### Data entries
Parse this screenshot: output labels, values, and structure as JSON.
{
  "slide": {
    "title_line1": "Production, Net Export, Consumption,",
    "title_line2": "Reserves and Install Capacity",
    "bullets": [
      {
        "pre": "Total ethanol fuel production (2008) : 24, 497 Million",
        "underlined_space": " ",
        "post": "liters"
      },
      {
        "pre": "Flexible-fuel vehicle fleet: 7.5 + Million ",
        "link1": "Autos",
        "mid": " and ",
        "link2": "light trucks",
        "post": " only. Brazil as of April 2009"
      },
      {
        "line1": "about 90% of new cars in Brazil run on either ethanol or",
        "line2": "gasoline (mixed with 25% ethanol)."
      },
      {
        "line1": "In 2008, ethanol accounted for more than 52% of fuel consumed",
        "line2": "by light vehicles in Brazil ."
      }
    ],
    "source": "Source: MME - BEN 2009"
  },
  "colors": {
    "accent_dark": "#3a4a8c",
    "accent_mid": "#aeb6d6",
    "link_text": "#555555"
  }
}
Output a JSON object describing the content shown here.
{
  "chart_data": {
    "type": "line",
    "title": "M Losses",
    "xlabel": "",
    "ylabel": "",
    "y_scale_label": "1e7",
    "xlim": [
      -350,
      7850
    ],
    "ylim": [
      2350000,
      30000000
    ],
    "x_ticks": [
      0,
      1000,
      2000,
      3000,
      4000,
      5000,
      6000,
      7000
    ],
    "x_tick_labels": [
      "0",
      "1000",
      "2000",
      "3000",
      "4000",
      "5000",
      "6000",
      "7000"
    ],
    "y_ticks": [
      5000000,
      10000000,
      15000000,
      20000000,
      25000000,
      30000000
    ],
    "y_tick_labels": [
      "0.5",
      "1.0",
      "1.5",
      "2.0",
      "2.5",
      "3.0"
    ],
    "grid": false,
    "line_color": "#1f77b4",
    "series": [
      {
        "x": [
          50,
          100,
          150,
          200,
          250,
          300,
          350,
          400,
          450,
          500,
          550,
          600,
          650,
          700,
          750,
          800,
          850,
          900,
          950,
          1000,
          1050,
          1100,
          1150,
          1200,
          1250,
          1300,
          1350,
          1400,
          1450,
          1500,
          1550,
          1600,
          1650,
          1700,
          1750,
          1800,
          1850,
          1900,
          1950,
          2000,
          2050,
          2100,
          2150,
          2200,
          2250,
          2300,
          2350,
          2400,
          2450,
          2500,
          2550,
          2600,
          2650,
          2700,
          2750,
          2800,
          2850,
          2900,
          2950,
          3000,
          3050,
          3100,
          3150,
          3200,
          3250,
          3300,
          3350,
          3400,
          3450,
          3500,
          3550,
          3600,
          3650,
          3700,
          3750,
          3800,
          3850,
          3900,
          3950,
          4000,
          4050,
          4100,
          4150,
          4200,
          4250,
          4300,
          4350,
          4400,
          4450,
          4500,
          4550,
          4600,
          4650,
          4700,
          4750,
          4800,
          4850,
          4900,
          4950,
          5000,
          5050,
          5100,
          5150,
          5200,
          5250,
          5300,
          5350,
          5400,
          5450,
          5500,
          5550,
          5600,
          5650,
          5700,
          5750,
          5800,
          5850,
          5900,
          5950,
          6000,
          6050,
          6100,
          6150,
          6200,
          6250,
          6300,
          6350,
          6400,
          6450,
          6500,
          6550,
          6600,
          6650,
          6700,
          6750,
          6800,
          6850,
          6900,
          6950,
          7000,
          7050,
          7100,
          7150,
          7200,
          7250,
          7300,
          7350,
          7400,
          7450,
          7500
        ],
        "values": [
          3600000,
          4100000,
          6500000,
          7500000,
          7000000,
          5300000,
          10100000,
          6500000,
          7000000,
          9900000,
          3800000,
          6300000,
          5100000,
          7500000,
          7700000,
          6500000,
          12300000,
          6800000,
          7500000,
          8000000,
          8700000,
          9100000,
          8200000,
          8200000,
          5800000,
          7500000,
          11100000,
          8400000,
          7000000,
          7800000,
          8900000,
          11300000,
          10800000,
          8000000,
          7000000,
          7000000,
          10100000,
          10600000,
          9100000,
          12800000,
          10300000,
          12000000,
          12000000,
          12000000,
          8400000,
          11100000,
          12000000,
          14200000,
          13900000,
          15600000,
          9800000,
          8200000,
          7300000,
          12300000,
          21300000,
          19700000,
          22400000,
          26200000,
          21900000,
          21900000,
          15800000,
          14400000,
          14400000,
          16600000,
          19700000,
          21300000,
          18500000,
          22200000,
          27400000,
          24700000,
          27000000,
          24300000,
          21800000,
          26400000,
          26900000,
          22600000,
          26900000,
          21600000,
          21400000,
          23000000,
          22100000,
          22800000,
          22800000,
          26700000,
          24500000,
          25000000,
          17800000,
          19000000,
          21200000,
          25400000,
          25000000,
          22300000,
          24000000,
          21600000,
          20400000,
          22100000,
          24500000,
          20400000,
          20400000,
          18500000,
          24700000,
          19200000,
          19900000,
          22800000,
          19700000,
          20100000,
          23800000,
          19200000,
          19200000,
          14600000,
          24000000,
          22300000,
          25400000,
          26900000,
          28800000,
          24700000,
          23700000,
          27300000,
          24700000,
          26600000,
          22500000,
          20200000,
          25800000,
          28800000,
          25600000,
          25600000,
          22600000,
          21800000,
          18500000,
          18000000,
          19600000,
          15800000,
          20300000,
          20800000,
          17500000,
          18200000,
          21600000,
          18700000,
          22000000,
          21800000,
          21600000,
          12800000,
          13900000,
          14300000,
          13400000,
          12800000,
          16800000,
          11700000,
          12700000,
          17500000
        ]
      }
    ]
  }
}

### Exercise
From the first line to the last, please quote the material above exactly.

### Written answer
Parse this screenshot: output labels, values, and structure as JSON.
{
  "slide": {
    "title_line1": "Production, Net Export, Consumption,",
    "title_line2": "Reserves and Install Capacity",
    "bullets": [
      {
        "pre": "Total ethanol fuel production (2008) : 24, 497 Million",
        "underlined_space": " ",
        "post": "liters"
      },
      {
        "pre": "Flexible-fuel vehicle fleet: 7.5 + Million ",
        "link1": "Autos",
        "mid": " and ",
        "link2": "light trucks",
        "post": " only. Brazil as of April 2009"
      },
      {
        "line1": "about 90% of new cars in Brazil run on either ethanol or",
        "line2": "gasoline (mixed with 25% ethanol)."
      },
      {
        "line1": "In 2008, ethanol accounted for more than 52% of fuel consumed",
        "line2": "by light vehicles in Brazil ."
      }
    ],
    "source": "Source: MME - BEN 2009"
  },
  "colors": {
    "accent_dark": "#3a4a8c",
    "accent_mid": "#aeb6d6",
    "link_text": "#555555"
  }
}
Output a JSON object describing the content shown here.
{
  "chart_data": {
    "type": "line",
    "title": "M Losses",
    "xlabel": "",
    "ylabel": "",
    "y_scale_label": "1e7",
    "xlim": [
      -350,
      7850
    ],
    "ylim": [
      2350000,
      30000000
    ],
    "x_ticks": [
      0,
      1000,
      2000,
      3000,
      4000,
      5000,
      6000,
      7000
    ],
    "x_tick_labels": [
      "0",
      "1000",
      "2000",
      "3000",
      "4000",
      "5000",
      "6000",
      "7000"
    ],
    "y_ticks": [
      5000000,
      10000000,
      15000000,
      20000000,
      25000000,
      30000000
    ],
    "y_tick_labels": [
      "0.5",
      "1.0",
      "1.5",
      "2.0",
      "2.5",
      "3.0"
    ],
    "grid": false,
    "line_color": "#1f77b4",
    "series": [
      {
        "x": [
          50,
          100,
          150,
          200,
          250,
          300,
          350,
          400,
          450,
          500,
          550,
          600,
          650,
          700,
          750,
          800,
          850,
          900,
          950,
          1000,
          1050,
          1100,
          1150,
          1200,
          1250,
          1300,
          1350,
          1400,
          1450,
          1500,
          1550,
          1600,
          1650,
          1700,
          1750,
          1800,
          1850,
          1900,
          1950,
          2000,
          2050,
          2100,
          2150,
          2200,
          2250,
          2300,
          2350,
          2400,
          2450,
          2500,
          2550,
          2600,
          2650,
          2700,
          2750,
          2800,
          2850,
          2900,
          2950,
          3000,
          3050,
          3100,
          3150,
          3200,
          3250,
          3300,
          3350,
          3400,
          3450,
          3500,
          3550,
          3600,
          3650,
          3700,
          3750,
          3800,
          3850,
          3900,
          3950,
          4000,
          4050,
          4100,
          4150,
          4200,
          4250,
          4300,
          4350,
          4400,
          4450,
          4500,
          4550,
          4600,
          4650,
          4700,
          4750,
          4800,
          4850,
          4900,
          4950,
          5000,
          5050,
          5100,
          5150,
          5200,
          5250,
          5300,
          5350,
          5400,
          5450,
          5500,
          5550,
          5600,
          5650,
          5700,
          5750,
          5800,
          5850,
          5900,
          5950,
          6000,
          6050,
          6100,
          6150,
          6200,
          6250,
          6300,
          6350,
          6400,
          6450,
          6500,
          6550,
          6600,
          6650,
          6700,
          6750,
          6800,
          6850,
          6900,
          6950,
          7000,
          7050,
          7100,
          7150,
          7200,
          7250,
          7300,
          7350,
          7400,
          7450,
          7500
        ],
        "values": [
          3600000,
          4100000,
          6500000,
          7500000,
          7000000,
          5300000,
          10100000,
          6500000,
          7000000,
          9900000,
          3800000,
          6300000,
          5100000,
          7500000,
          7700000,
          6500000,
          12300000,
          6800000,
          7500000,
          8000000,
          8700000,
          9100000,
          8200000,
          8200000,
          5800000,
          7500000,
          11100000,
          8400000,
          7000000,
          7800000,
          8900000,
          11300000,
          10800000,
          8000000,
          7000000,
          7000000,
          10100000,
          10600000,
          9100000,
          12800000,
          10300000,
          12000000,
          12000000,
          12000000,
          8400000,
          11100000,
          12000000,
          14200000,
          13900000,
          15600000,
          9800000,
          8200000,
          7300000,
          12300000,
          21300000,
          19700000,
          22400000,
          26200000,
          21900000,
          21900000,
          15800000,
          14400000,
          14400000,
          16600000,
          19700000,
          21300000,
          18500000,
          22200000,
          27400000,
          24700000,
          27000000,
          24300000,
          21800000,
          26400000,
          26900000,
          22600000,
          26900000,
          21600000,
          21400000,
          23000000,
          22100000,
          22800000,
          22800000,
          26700000,
          24500000,
          25000000,
          17800000,
          19000000,
          21200000,
          25400000,
          25000000,
          22300000,
          24000000,
          21600000,
          20400000,
          22100000,
          24500000,
          20400000,
          20400000,
          18500000,
          24700000,
          19200000,
          19900000,
          22800000,
          19700000,
          20100000,
          23800000,
          19200000,
          19200000,
          14600000,
          24000000,
          22300000,
          25400000,
          26900000,
          28800000,
          24700000,
          23700000,
          27300000,
          24700000,
          26600000,
          22500000,
          20200000,
          25800000,
          28800000,
          25600000,
          25600000,
          22600000,
          21800000,
          18500000,
          18000000,
          19600000,
          15800000,
          20300000,
          20800000,
          17500000,
          18200000,
          21600000,
          18700000,
          22000000,
          21800000,
          21600000,
          12800000,
          13900000,
          14300000,
          13400000,
          12800000,
          16800000,
          11700000,
          12700000,
          17500000
        ]
      }
    ]
  }
}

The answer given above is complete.